- TASK:
Which lines hold the word "JSON"? Copy each of them from the material.

—————

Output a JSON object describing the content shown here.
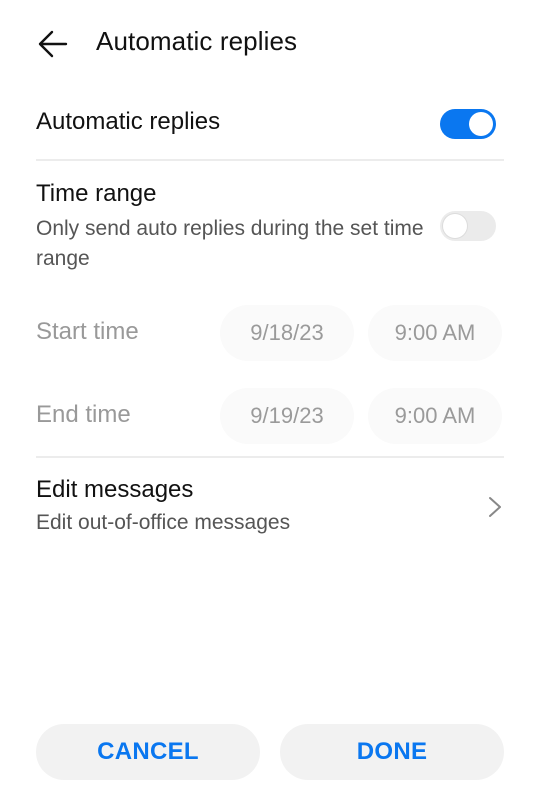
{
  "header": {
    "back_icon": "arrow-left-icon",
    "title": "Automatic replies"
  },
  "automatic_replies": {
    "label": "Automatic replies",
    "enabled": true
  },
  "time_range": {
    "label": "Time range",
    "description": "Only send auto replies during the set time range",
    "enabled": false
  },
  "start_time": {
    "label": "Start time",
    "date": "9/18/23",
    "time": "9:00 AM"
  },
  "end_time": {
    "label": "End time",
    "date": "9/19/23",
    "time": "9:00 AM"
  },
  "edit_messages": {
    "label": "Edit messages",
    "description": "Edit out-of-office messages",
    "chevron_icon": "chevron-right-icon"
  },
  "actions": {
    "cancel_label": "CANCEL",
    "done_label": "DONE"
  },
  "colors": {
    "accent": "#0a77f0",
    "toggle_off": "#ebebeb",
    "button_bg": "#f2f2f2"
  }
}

—————

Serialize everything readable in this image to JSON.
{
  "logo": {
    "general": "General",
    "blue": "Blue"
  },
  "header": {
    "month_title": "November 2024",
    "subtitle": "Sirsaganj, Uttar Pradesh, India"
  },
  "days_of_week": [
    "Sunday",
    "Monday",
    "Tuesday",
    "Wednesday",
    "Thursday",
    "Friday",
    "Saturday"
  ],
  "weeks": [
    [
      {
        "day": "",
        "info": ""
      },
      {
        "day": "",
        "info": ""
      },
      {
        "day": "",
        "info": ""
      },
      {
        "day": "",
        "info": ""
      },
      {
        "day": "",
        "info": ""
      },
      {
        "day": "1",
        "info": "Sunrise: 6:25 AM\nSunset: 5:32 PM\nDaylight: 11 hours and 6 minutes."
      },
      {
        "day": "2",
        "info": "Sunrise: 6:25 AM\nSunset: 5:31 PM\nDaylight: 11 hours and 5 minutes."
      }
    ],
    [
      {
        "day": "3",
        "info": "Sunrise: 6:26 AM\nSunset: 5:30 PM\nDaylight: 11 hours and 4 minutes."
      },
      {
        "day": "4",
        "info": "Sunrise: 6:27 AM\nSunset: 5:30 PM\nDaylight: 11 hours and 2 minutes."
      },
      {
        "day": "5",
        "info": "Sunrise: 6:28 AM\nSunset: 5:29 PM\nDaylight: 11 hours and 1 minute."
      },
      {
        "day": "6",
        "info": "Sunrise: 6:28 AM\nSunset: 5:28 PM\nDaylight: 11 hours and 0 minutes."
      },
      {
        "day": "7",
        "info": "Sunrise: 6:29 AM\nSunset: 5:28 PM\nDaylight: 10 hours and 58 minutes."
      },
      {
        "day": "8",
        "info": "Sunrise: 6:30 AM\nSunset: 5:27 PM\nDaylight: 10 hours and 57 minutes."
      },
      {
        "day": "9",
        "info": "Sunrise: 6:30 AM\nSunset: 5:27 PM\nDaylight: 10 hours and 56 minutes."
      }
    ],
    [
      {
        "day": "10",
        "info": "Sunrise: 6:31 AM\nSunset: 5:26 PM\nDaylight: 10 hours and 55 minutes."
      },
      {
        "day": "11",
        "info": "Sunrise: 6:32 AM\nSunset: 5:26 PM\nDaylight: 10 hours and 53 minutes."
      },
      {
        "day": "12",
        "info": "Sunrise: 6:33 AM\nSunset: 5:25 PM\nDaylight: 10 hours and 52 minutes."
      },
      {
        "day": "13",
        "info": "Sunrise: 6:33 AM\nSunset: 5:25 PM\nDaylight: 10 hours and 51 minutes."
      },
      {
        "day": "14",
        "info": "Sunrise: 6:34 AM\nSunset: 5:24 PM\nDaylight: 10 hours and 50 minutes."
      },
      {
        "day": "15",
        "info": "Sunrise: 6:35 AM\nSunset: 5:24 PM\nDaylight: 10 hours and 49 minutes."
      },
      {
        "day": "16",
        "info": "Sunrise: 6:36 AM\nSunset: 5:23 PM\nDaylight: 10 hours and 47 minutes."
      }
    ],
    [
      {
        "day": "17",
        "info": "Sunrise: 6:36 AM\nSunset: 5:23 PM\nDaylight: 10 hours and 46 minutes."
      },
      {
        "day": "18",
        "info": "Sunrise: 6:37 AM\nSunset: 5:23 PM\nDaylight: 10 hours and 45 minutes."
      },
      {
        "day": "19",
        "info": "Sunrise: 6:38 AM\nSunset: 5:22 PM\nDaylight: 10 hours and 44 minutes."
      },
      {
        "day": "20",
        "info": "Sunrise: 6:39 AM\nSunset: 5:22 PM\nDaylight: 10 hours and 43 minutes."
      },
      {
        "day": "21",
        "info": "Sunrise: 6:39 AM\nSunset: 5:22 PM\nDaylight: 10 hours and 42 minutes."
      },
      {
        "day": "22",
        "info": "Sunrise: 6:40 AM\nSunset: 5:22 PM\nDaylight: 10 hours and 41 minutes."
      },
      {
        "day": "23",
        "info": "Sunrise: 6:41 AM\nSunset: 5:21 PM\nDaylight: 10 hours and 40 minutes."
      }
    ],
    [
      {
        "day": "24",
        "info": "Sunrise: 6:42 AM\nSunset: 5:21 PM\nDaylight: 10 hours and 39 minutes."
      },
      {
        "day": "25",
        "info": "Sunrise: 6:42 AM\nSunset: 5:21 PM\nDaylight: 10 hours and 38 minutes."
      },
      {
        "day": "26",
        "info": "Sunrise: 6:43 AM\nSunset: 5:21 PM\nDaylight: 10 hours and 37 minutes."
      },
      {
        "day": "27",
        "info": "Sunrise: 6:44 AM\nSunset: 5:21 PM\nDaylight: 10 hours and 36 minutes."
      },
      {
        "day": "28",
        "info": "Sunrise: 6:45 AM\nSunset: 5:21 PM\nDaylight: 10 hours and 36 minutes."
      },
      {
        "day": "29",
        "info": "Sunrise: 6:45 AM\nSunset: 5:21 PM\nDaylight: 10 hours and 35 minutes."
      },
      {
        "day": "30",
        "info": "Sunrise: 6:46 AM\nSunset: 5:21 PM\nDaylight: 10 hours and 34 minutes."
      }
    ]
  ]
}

—————

- EXPECTED ANSWER:
Output a JSON object describing the content shown here.
Serialize everything readable in this image to JSON.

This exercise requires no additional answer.